### DIRECTIVE
Here are some records; quote them exactly, leaving out the pictures.

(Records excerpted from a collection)
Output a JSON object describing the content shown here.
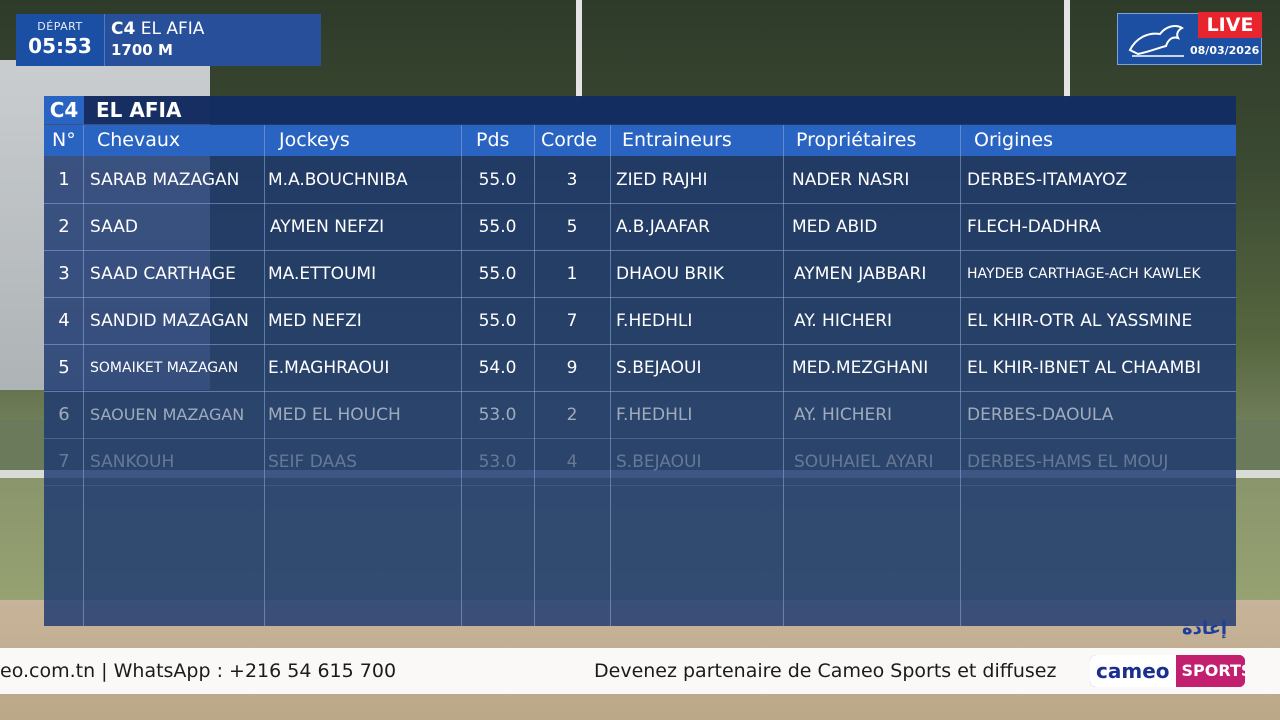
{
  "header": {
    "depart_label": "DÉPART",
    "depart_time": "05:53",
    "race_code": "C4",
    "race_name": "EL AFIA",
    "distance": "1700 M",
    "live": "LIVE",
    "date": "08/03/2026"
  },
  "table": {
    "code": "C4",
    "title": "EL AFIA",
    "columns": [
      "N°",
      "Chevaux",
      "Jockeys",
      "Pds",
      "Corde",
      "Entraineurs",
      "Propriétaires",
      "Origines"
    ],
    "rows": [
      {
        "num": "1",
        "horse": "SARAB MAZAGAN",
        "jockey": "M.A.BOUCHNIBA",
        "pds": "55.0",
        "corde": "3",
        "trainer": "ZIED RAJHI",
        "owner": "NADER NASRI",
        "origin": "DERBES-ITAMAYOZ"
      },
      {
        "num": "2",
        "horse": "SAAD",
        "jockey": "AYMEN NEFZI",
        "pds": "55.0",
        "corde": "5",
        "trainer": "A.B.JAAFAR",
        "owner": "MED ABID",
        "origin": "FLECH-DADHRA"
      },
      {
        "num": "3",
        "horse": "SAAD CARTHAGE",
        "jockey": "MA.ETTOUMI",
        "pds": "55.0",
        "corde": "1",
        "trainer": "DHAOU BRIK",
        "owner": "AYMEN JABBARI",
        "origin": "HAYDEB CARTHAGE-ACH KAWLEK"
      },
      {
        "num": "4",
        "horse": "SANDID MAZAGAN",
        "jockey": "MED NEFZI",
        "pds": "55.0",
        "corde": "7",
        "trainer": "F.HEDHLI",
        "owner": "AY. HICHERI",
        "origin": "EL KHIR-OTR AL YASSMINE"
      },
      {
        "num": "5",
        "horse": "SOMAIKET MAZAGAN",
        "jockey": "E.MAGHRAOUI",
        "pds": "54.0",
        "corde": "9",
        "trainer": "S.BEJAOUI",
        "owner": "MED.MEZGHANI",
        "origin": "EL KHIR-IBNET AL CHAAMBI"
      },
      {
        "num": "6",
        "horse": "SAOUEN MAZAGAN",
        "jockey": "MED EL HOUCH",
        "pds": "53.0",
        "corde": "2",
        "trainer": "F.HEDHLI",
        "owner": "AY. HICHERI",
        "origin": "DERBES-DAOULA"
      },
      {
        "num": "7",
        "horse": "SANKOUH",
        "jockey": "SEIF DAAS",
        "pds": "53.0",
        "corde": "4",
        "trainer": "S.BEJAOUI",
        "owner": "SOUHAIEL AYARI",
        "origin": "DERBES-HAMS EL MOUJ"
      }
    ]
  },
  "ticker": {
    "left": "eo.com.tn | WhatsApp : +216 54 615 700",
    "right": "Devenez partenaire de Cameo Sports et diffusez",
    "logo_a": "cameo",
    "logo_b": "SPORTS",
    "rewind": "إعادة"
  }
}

### WORKED SOLUTION
Output a JSON object describing the content shown here.
{
  "header": {
    "depart_label": "DÉPART",
    "depart_time": "05:53",
    "race_code": "C4",
    "race_name": "EL AFIA",
    "distance": "1700 M",
    "live": "LIVE",
    "date": "08/03/2026"
  },
  "table": {
    "code": "C4",
    "title": "EL AFIA",
    "columns": [
      "N°",
      "Chevaux",
      "Jockeys",
      "Pds",
      "Corde",
      "Entraineurs",
      "Propriétaires",
      "Origines"
    ],
    "rows": [
      {
        "num": "1",
        "horse": "SARAB MAZAGAN",
        "jockey": "M.A.BOUCHNIBA",
        "pds": "55.0",
        "corde": "3",
        "trainer": "ZIED RAJHI",
        "owner": "NADER NASRI",
        "origin": "DERBES-ITAMAYOZ"
      },
      {
        "num": "2",
        "horse": "SAAD",
        "jockey": "AYMEN NEFZI",
        "pds": "55.0",
        "corde": "5",
        "trainer": "A.B.JAAFAR",
        "owner": "MED ABID",
        "origin": "FLECH-DADHRA"
      },
      {
        "num": "3",
        "horse": "SAAD CARTHAGE",
        "jockey": "MA.ETTOUMI",
        "pds": "55.0",
        "corde": "1",
        "trainer": "DHAOU BRIK",
        "owner": "AYMEN JABBARI",
        "origin": "HAYDEB CARTHAGE-ACH KAWLEK"
      },
      {
        "num": "4",
        "horse": "SANDID MAZAGAN",
        "jockey": "MED NEFZI",
        "pds": "55.0",
        "corde": "7",
        "trainer": "F.HEDHLI",
        "owner": "AY. HICHERI",
        "origin": "EL KHIR-OTR AL YASSMINE"
      },
      {
        "num": "5",
        "horse": "SOMAIKET MAZAGAN",
        "jockey": "E.MAGHRAOUI",
        "pds": "54.0",
        "corde": "9",
        "trainer": "S.BEJAOUI",
        "owner": "MED.MEZGHANI",
        "origin": "EL KHIR-IBNET AL CHAAMBI"
      },
      {
        "num": "6",
        "horse": "SAOUEN MAZAGAN",
        "jockey": "MED EL HOUCH",
        "pds": "53.0",
        "corde": "2",
        "trainer": "F.HEDHLI",
        "owner": "AY. HICHERI",
        "origin": "DERBES-DAOULA"
      },
      {
        "num": "7",
        "horse": "SANKOUH",
        "jockey": "SEIF DAAS",
        "pds": "53.0",
        "corde": "4",
        "trainer": "S.BEJAOUI",
        "owner": "SOUHAIEL AYARI",
        "origin": "DERBES-HAMS EL MOUJ"
      }
    ]
  },
  "ticker": {
    "left": "eo.com.tn | WhatsApp : +216 54 615 700",
    "right": "Devenez partenaire de Cameo Sports et diffusez",
    "logo_a": "cameo",
    "logo_b": "SPORTS",
    "rewind": "إعادة"
  }
}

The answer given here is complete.